WRITTEN EXERCISE -
Omit all pictures, then retype the data exactly as given.

[Stored records]
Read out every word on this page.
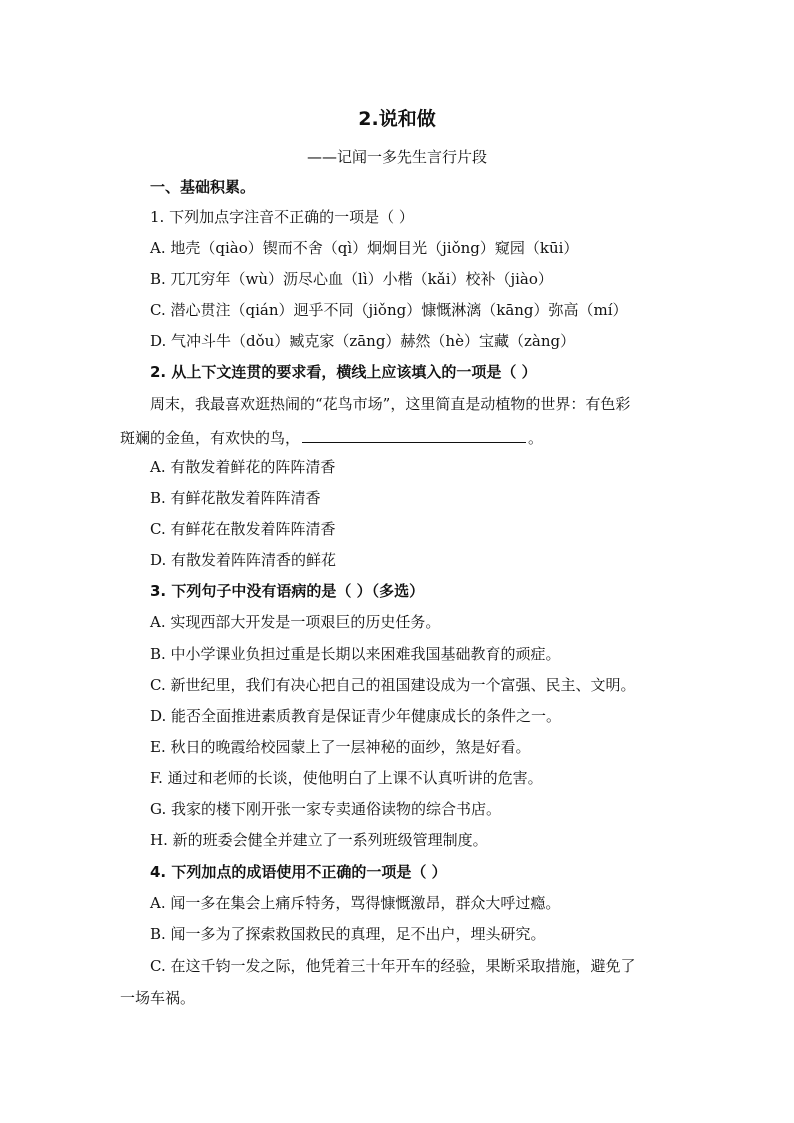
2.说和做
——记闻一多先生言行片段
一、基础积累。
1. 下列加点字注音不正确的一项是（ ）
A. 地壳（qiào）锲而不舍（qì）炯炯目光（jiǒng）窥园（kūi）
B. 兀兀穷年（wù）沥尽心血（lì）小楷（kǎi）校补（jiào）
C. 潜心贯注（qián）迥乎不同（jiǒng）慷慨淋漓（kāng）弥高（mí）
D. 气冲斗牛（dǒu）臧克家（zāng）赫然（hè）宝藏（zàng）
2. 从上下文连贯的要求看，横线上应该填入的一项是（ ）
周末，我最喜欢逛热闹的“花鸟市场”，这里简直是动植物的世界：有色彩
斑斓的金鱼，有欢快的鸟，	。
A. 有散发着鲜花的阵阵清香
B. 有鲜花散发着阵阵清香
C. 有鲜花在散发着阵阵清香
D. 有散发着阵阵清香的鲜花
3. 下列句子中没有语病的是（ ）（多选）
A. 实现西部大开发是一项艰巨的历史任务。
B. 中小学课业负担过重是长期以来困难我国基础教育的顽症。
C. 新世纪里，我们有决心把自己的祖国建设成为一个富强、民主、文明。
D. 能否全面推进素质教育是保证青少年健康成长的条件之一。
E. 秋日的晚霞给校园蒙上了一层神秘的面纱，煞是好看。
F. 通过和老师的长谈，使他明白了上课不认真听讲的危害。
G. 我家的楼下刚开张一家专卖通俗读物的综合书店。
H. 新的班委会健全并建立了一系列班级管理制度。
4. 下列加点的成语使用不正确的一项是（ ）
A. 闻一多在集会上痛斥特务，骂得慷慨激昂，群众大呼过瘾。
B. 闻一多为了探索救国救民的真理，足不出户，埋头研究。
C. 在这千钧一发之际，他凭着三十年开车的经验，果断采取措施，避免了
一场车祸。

RESULT -
Read out every word on this page.
2.说和做
——记闻一多先生言行片段
一、基础积累。
1. 下列加点字注音不正确的一项是（ ）
A. 地壳（qiào）锲而不舍（qì）炯炯目光（jiǒng）窥园（kūi）
B. 兀兀穷年（wù）沥尽心血（lì）小楷（kǎi）校补（jiào）
C. 潜心贯注（qián）迥乎不同（jiǒng）慷慨淋漓（kāng）弥高（mí）
D. 气冲斗牛（dǒu）臧克家（zāng）赫然（hè）宝藏（zàng）
2. 从上下文连贯的要求看，横线上应该填入的一项是（ ）
周末，我最喜欢逛热闹的“花鸟市场”，这里简直是动植物的世界：有色彩
斑斓的金鱼，有欢快的鸟，	。
A. 有散发着鲜花的阵阵清香
B. 有鲜花散发着阵阵清香
C. 有鲜花在散发着阵阵清香
D. 有散发着阵阵清香的鲜花
3. 下列句子中没有语病的是（ ）（多选）
A. 实现西部大开发是一项艰巨的历史任务。
B. 中小学课业负担过重是长期以来困难我国基础教育的顽症。
C. 新世纪里，我们有决心把自己的祖国建设成为一个富强、民主、文明。
D. 能否全面推进素质教育是保证青少年健康成长的条件之一。
E. 秋日的晚霞给校园蒙上了一层神秘的面纱，煞是好看。
F. 通过和老师的长谈，使他明白了上课不认真听讲的危害。
G. 我家的楼下刚开张一家专卖通俗读物的综合书店。
H. 新的班委会健全并建立了一系列班级管理制度。
4. 下列加点的成语使用不正确的一项是（ ）
A. 闻一多在集会上痛斥特务，骂得慷慨激昂，群众大呼过瘾。
B. 闻一多为了探索救国救民的真理，足不出户，埋头研究。
C. 在这千钧一发之际，他凭着三十年开车的经验，果断采取措施，避免了
一场车祸。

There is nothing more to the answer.